INSTRUCTIONS FOR THE TASK:
From the entries below, count the lines with "create". Write only the count.

(Stored data)
** Start **

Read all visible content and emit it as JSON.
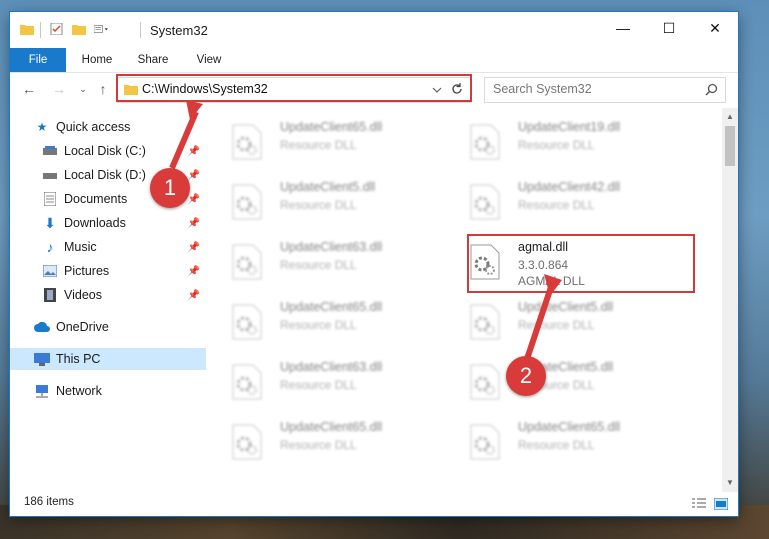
{
  "window": {
    "title": "System32",
    "controls": {
      "minimize": "—",
      "maximize": "☐",
      "close": "✕"
    }
  },
  "ribbon": {
    "tabs": [
      "File",
      "Home",
      "Share",
      "View"
    ],
    "help_label": "?"
  },
  "address": {
    "path": "C:\\Windows\\System32",
    "search_placeholder": "Search System32"
  },
  "sidebar": {
    "quick_access": "Quick access",
    "items": [
      {
        "label": "Local Disk (C:)",
        "icon": "drive-icon"
      },
      {
        "label": "Local Disk (D:)",
        "icon": "drive-icon"
      },
      {
        "label": "Documents",
        "icon": "documents-icon"
      },
      {
        "label": "Downloads",
        "icon": "downloads-icon"
      },
      {
        "label": "Music",
        "icon": "music-icon"
      },
      {
        "label": "Pictures",
        "icon": "pictures-icon"
      },
      {
        "label": "Videos",
        "icon": "videos-icon"
      }
    ],
    "onedrive": "OneDrive",
    "this_pc": "This PC",
    "network": "Network"
  },
  "files": {
    "left_column": [
      {
        "name": "UpdateClient65.dll",
        "desc": "Resource DLL"
      },
      {
        "name": "UpdateClient5.dll",
        "desc": "Resource DLL"
      },
      {
        "name": "UpdateClient63.dll",
        "desc": "Resource DLL"
      },
      {
        "name": "UpdateClient65.dll",
        "desc": "Resource DLL"
      },
      {
        "name": "UpdateClient63.dll",
        "desc": "Resource DLL"
      },
      {
        "name": "UpdateClient65.dll",
        "desc": "Resource DLL"
      }
    ],
    "right_column": [
      {
        "name": "UpdateClient19.dll",
        "desc": "Resource DLL"
      },
      {
        "name": "UpdateClient42.dll",
        "desc": "Resource DLL"
      },
      {
        "name": "agmal.dll",
        "desc": "3.3.0.864",
        "desc2": "AGMAL DLL"
      },
      {
        "name": "UpdateClient5.dll",
        "desc": "Resource DLL"
      },
      {
        "name": "UpdateClient5.dll",
        "desc": "Resource DLL"
      },
      {
        "name": "UpdateClient65.dll",
        "desc": "Resource DLL"
      }
    ]
  },
  "status": {
    "item_count": "186 items"
  },
  "annotations": {
    "step1": "1",
    "step2": "2"
  },
  "colors": {
    "accent": "#1979ca",
    "annotation": "#d93a3a",
    "selection": "#cce8ff"
  }
}
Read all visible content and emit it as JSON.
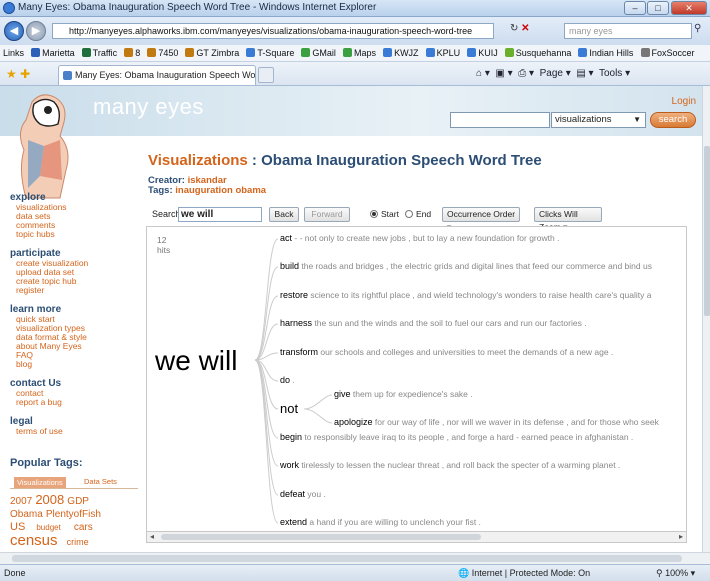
{
  "window": {
    "title": "Many Eyes: Obama Inauguration Speech Word Tree - Windows Internet Explorer",
    "controls": [
      "–",
      "□",
      "✕"
    ]
  },
  "address_bar": {
    "url": "http://manyeyes.alphaworks.ibm.com/manyeyes/visualizations/obama-inauguration-speech-word-tree",
    "search_placeholder": "many eyes",
    "refresh": "↻",
    "stop": "✕"
  },
  "links_bar": {
    "label": "Links",
    "items": [
      "Marietta",
      "Traffic",
      "8",
      "7450",
      "GT Zimbra",
      "T-Square",
      "GMail",
      "Maps",
      "KWJZ",
      "KPLU",
      "KUIJ",
      "Susquehanna",
      "Indian Hills",
      "FoxSoccer"
    ]
  },
  "tab": {
    "label": "Many Eyes: Obama Inauguration Speech Word Tr...",
    "commands": [
      "Page ▾",
      "Tools ▾"
    ]
  },
  "site": {
    "brand": "many eyes",
    "login": "Login",
    "search_select": "visualizations",
    "search_button": "search"
  },
  "page": {
    "title_prefix": "Visualizations",
    "title_sep": " : ",
    "title": "Obama Inauguration Speech Word Tree",
    "creator_label": "Creator: ",
    "creator": "iskandar",
    "tags_label": "Tags: ",
    "tags": "inauguration obama"
  },
  "sidebar": {
    "sections": [
      {
        "heading": "explore",
        "links": [
          "visualizations",
          "data sets",
          "comments",
          "topic hubs"
        ]
      },
      {
        "heading": "participate",
        "links": [
          "create visualization",
          "upload data set",
          "create topic hub",
          "register"
        ]
      },
      {
        "heading": "learn more",
        "links": [
          "quick start",
          "visualization types",
          "data format & style",
          "about Many Eyes",
          "FAQ",
          "blog"
        ]
      },
      {
        "heading": "contact Us",
        "links": [
          "contact",
          "report a bug"
        ]
      },
      {
        "heading": "legal",
        "links": [
          "terms of use"
        ]
      }
    ],
    "popular_tags": {
      "heading": "Popular Tags:",
      "tabs": [
        "Visualizations",
        "Data Sets"
      ],
      "tags": [
        "2007",
        "2008",
        "GDP",
        "Obama",
        "PlentyofFish",
        "US",
        "budget",
        "cars",
        "census",
        "crime"
      ]
    }
  },
  "controls": {
    "search_label": "Search",
    "search_value": "we will",
    "back": "Back",
    "forward": "Forward",
    "start": "Start",
    "end": "End",
    "order": "Occurrence Order",
    "zoom": "Clicks Will Zoom"
  },
  "wordtree": {
    "hits_count": "12",
    "hits_label": "hits",
    "root": "we will",
    "branches": [
      {
        "word": "act",
        "rest": " - - not only to create new jobs , but to lay a new foundation for growth ."
      },
      {
        "word": "build",
        "rest": " the roads and bridges , the electric grids and digital lines that feed our commerce and bind us"
      },
      {
        "word": "restore",
        "rest": " science to its rightful place , and wield technology's wonders to raise health care's quality a"
      },
      {
        "word": "harness",
        "rest": " the sun and the winds and the soil to fuel our cars and run our factories ."
      },
      {
        "word": "transform",
        "rest": " our schools and colleges and universities to meet the demands of a new age ."
      },
      {
        "word": "do",
        "rest": " ."
      },
      {
        "word": "not",
        "rest": "",
        "children": [
          {
            "word": "give",
            "rest": " them up for expedience's sake ."
          },
          {
            "word": "apologize",
            "rest": " for our way of life , nor will we waver in its defense , and for those who seek"
          }
        ]
      },
      {
        "word": "begin",
        "rest": " to responsibly leave iraq to its people , and forge a hard - earned peace in afghanistan ."
      },
      {
        "word": "work",
        "rest": " tirelessly to lessen the nuclear threat , and roll back the specter of a warming planet ."
      },
      {
        "word": "defeat",
        "rest": " you ."
      },
      {
        "word": "extend",
        "rest": " a hand if you are willing to unclench your fist ."
      }
    ]
  },
  "status": {
    "left": "Done",
    "zone": "Internet | Protected Mode: On",
    "zoom": "100%"
  }
}
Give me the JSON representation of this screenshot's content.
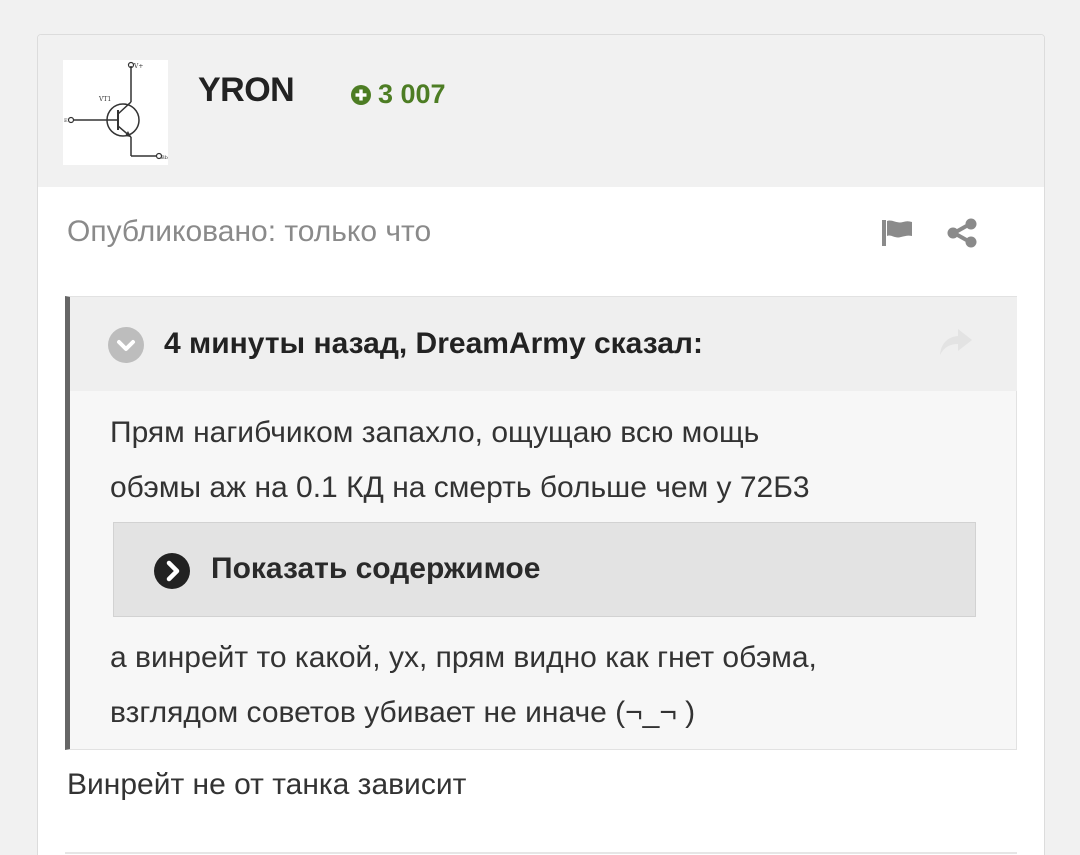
{
  "author": {
    "name": "YRON",
    "reputation": "3 007"
  },
  "post": {
    "meta": "Опубликовано: только что",
    "reply": "Винрейт не от танка зависит"
  },
  "quote": {
    "citation": "4 минуты назад, DreamArmy сказал:",
    "body1_line1": "Прям нагибчиком запахло, ощущаю всю мощь",
    "body1_line2": "обэмы аж на 0.1 КД на смерть больше чем у 72Б3",
    "spoiler_label": "Показать содержимое",
    "body2_line1": "а винрейт то какой, ух, прям видно как гнет обэма,",
    "body2_line2": "взглядом советов убивает не иначе (¬_¬ )"
  },
  "colors": {
    "reputation": "#4d7d24",
    "quote_border": "#666666"
  },
  "icons": {
    "reputation": "plus-circle-icon",
    "report": "flag-icon",
    "share": "share-icon",
    "quote_toggle": "chevron-down-icon",
    "quote_link": "share-arrow-icon",
    "spoiler": "chevron-right-icon"
  }
}
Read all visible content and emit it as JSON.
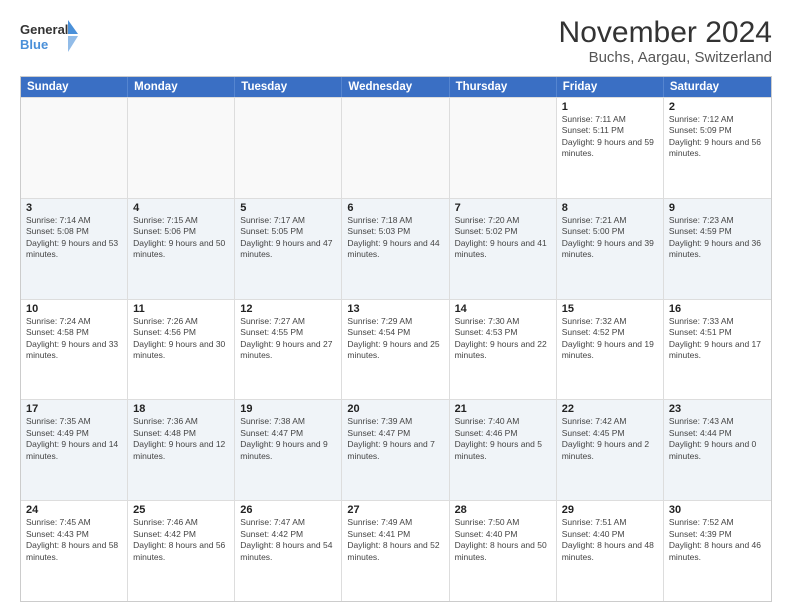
{
  "logo": {
    "line1": "General",
    "line2": "Blue"
  },
  "title": "November 2024",
  "subtitle": "Buchs, Aargau, Switzerland",
  "days": [
    "Sunday",
    "Monday",
    "Tuesday",
    "Wednesday",
    "Thursday",
    "Friday",
    "Saturday"
  ],
  "rows": [
    [
      {
        "day": "",
        "info": ""
      },
      {
        "day": "",
        "info": ""
      },
      {
        "day": "",
        "info": ""
      },
      {
        "day": "",
        "info": ""
      },
      {
        "day": "",
        "info": ""
      },
      {
        "day": "1",
        "info": "Sunrise: 7:11 AM\nSunset: 5:11 PM\nDaylight: 9 hours and 59 minutes."
      },
      {
        "day": "2",
        "info": "Sunrise: 7:12 AM\nSunset: 5:09 PM\nDaylight: 9 hours and 56 minutes."
      }
    ],
    [
      {
        "day": "3",
        "info": "Sunrise: 7:14 AM\nSunset: 5:08 PM\nDaylight: 9 hours and 53 minutes."
      },
      {
        "day": "4",
        "info": "Sunrise: 7:15 AM\nSunset: 5:06 PM\nDaylight: 9 hours and 50 minutes."
      },
      {
        "day": "5",
        "info": "Sunrise: 7:17 AM\nSunset: 5:05 PM\nDaylight: 9 hours and 47 minutes."
      },
      {
        "day": "6",
        "info": "Sunrise: 7:18 AM\nSunset: 5:03 PM\nDaylight: 9 hours and 44 minutes."
      },
      {
        "day": "7",
        "info": "Sunrise: 7:20 AM\nSunset: 5:02 PM\nDaylight: 9 hours and 41 minutes."
      },
      {
        "day": "8",
        "info": "Sunrise: 7:21 AM\nSunset: 5:00 PM\nDaylight: 9 hours and 39 minutes."
      },
      {
        "day": "9",
        "info": "Sunrise: 7:23 AM\nSunset: 4:59 PM\nDaylight: 9 hours and 36 minutes."
      }
    ],
    [
      {
        "day": "10",
        "info": "Sunrise: 7:24 AM\nSunset: 4:58 PM\nDaylight: 9 hours and 33 minutes."
      },
      {
        "day": "11",
        "info": "Sunrise: 7:26 AM\nSunset: 4:56 PM\nDaylight: 9 hours and 30 minutes."
      },
      {
        "day": "12",
        "info": "Sunrise: 7:27 AM\nSunset: 4:55 PM\nDaylight: 9 hours and 27 minutes."
      },
      {
        "day": "13",
        "info": "Sunrise: 7:29 AM\nSunset: 4:54 PM\nDaylight: 9 hours and 25 minutes."
      },
      {
        "day": "14",
        "info": "Sunrise: 7:30 AM\nSunset: 4:53 PM\nDaylight: 9 hours and 22 minutes."
      },
      {
        "day": "15",
        "info": "Sunrise: 7:32 AM\nSunset: 4:52 PM\nDaylight: 9 hours and 19 minutes."
      },
      {
        "day": "16",
        "info": "Sunrise: 7:33 AM\nSunset: 4:51 PM\nDaylight: 9 hours and 17 minutes."
      }
    ],
    [
      {
        "day": "17",
        "info": "Sunrise: 7:35 AM\nSunset: 4:49 PM\nDaylight: 9 hours and 14 minutes."
      },
      {
        "day": "18",
        "info": "Sunrise: 7:36 AM\nSunset: 4:48 PM\nDaylight: 9 hours and 12 minutes."
      },
      {
        "day": "19",
        "info": "Sunrise: 7:38 AM\nSunset: 4:47 PM\nDaylight: 9 hours and 9 minutes."
      },
      {
        "day": "20",
        "info": "Sunrise: 7:39 AM\nSunset: 4:47 PM\nDaylight: 9 hours and 7 minutes."
      },
      {
        "day": "21",
        "info": "Sunrise: 7:40 AM\nSunset: 4:46 PM\nDaylight: 9 hours and 5 minutes."
      },
      {
        "day": "22",
        "info": "Sunrise: 7:42 AM\nSunset: 4:45 PM\nDaylight: 9 hours and 2 minutes."
      },
      {
        "day": "23",
        "info": "Sunrise: 7:43 AM\nSunset: 4:44 PM\nDaylight: 9 hours and 0 minutes."
      }
    ],
    [
      {
        "day": "24",
        "info": "Sunrise: 7:45 AM\nSunset: 4:43 PM\nDaylight: 8 hours and 58 minutes."
      },
      {
        "day": "25",
        "info": "Sunrise: 7:46 AM\nSunset: 4:42 PM\nDaylight: 8 hours and 56 minutes."
      },
      {
        "day": "26",
        "info": "Sunrise: 7:47 AM\nSunset: 4:42 PM\nDaylight: 8 hours and 54 minutes."
      },
      {
        "day": "27",
        "info": "Sunrise: 7:49 AM\nSunset: 4:41 PM\nDaylight: 8 hours and 52 minutes."
      },
      {
        "day": "28",
        "info": "Sunrise: 7:50 AM\nSunset: 4:40 PM\nDaylight: 8 hours and 50 minutes."
      },
      {
        "day": "29",
        "info": "Sunrise: 7:51 AM\nSunset: 4:40 PM\nDaylight: 8 hours and 48 minutes."
      },
      {
        "day": "30",
        "info": "Sunrise: 7:52 AM\nSunset: 4:39 PM\nDaylight: 8 hours and 46 minutes."
      }
    ]
  ]
}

** End **

ANSWER TO THE TASK:
3